* [GIVEN TASK] Here are records with pictures in them. Copy all of them exactly and leave the pictures out.

◇ ◇ ◇

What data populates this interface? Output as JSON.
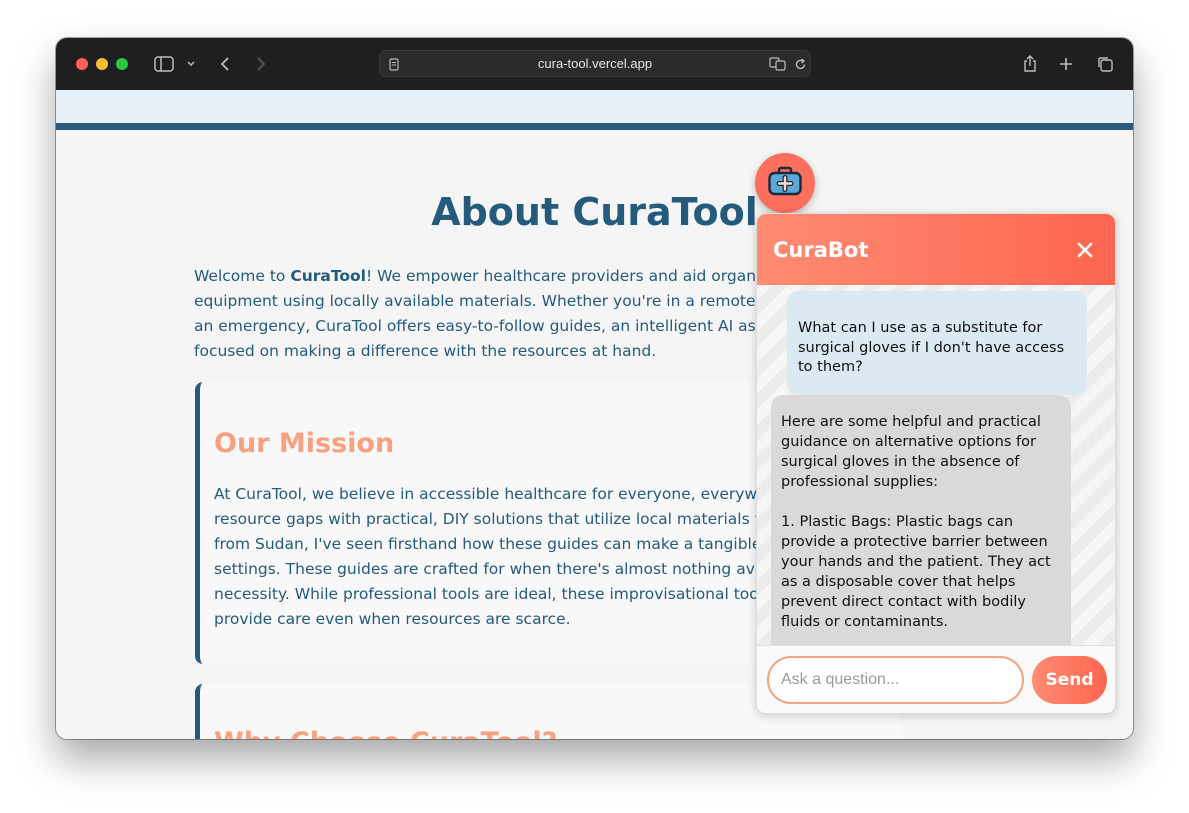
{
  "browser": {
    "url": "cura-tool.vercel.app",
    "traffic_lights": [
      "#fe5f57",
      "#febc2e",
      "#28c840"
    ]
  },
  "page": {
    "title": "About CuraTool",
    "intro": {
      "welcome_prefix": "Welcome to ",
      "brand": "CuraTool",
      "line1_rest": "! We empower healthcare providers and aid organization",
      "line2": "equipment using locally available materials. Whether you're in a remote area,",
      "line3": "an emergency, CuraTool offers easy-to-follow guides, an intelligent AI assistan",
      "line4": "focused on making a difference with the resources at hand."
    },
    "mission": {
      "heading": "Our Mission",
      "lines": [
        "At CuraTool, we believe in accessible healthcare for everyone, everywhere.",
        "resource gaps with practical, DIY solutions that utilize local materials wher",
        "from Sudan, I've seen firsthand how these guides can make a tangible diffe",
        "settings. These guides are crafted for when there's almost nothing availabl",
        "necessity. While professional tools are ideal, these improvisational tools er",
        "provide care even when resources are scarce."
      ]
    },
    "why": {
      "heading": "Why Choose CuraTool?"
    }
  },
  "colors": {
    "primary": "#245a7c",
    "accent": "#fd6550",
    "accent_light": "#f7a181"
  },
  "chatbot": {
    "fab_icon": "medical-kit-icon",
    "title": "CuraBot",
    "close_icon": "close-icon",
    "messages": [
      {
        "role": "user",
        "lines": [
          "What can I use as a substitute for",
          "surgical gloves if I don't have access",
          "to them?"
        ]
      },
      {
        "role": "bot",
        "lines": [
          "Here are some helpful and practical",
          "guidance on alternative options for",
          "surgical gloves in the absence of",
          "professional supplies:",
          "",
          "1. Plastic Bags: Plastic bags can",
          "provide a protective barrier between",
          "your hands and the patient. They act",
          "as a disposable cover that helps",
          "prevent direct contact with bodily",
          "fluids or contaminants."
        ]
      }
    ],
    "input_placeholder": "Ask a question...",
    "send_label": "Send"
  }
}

◇ ◇ ◇

* [THE OUTPUT]
What data populates this interface? Output as JSON.
{
  "browser": {
    "url": "cura-tool.vercel.app",
    "traffic_lights": [
      "#fe5f57",
      "#febc2e",
      "#28c840"
    ]
  },
  "page": {
    "title": "About CuraTool",
    "intro": {
      "welcome_prefix": "Welcome to ",
      "brand": "CuraTool",
      "line1_rest": "! We empower healthcare providers and aid organization",
      "line2": "equipment using locally available materials. Whether you're in a remote area,",
      "line3": "an emergency, CuraTool offers easy-to-follow guides, an intelligent AI assistan",
      "line4": "focused on making a difference with the resources at hand."
    },
    "mission": {
      "heading": "Our Mission",
      "lines": [
        "At CuraTool, we believe in accessible healthcare for everyone, everywhere.",
        "resource gaps with practical, DIY solutions that utilize local materials wher",
        "from Sudan, I've seen firsthand how these guides can make a tangible diffe",
        "settings. These guides are crafted for when there's almost nothing availabl",
        "necessity. While professional tools are ideal, these improvisational tools er",
        "provide care even when resources are scarce."
      ]
    },
    "why": {
      "heading": "Why Choose CuraTool?"
    }
  },
  "colors": {
    "primary": "#245a7c",
    "accent": "#fd6550",
    "accent_light": "#f7a181"
  },
  "chatbot": {
    "fab_icon": "medical-kit-icon",
    "title": "CuraBot",
    "close_icon": "close-icon",
    "messages": [
      {
        "role": "user",
        "lines": [
          "What can I use as a substitute for",
          "surgical gloves if I don't have access",
          "to them?"
        ]
      },
      {
        "role": "bot",
        "lines": [
          "Here are some helpful and practical",
          "guidance on alternative options for",
          "surgical gloves in the absence of",
          "professional supplies:",
          "",
          "1. Plastic Bags: Plastic bags can",
          "provide a protective barrier between",
          "your hands and the patient. They act",
          "as a disposable cover that helps",
          "prevent direct contact with bodily",
          "fluids or contaminants."
        ]
      }
    ],
    "input_placeholder": "Ask a question...",
    "send_label": "Send"
  }
}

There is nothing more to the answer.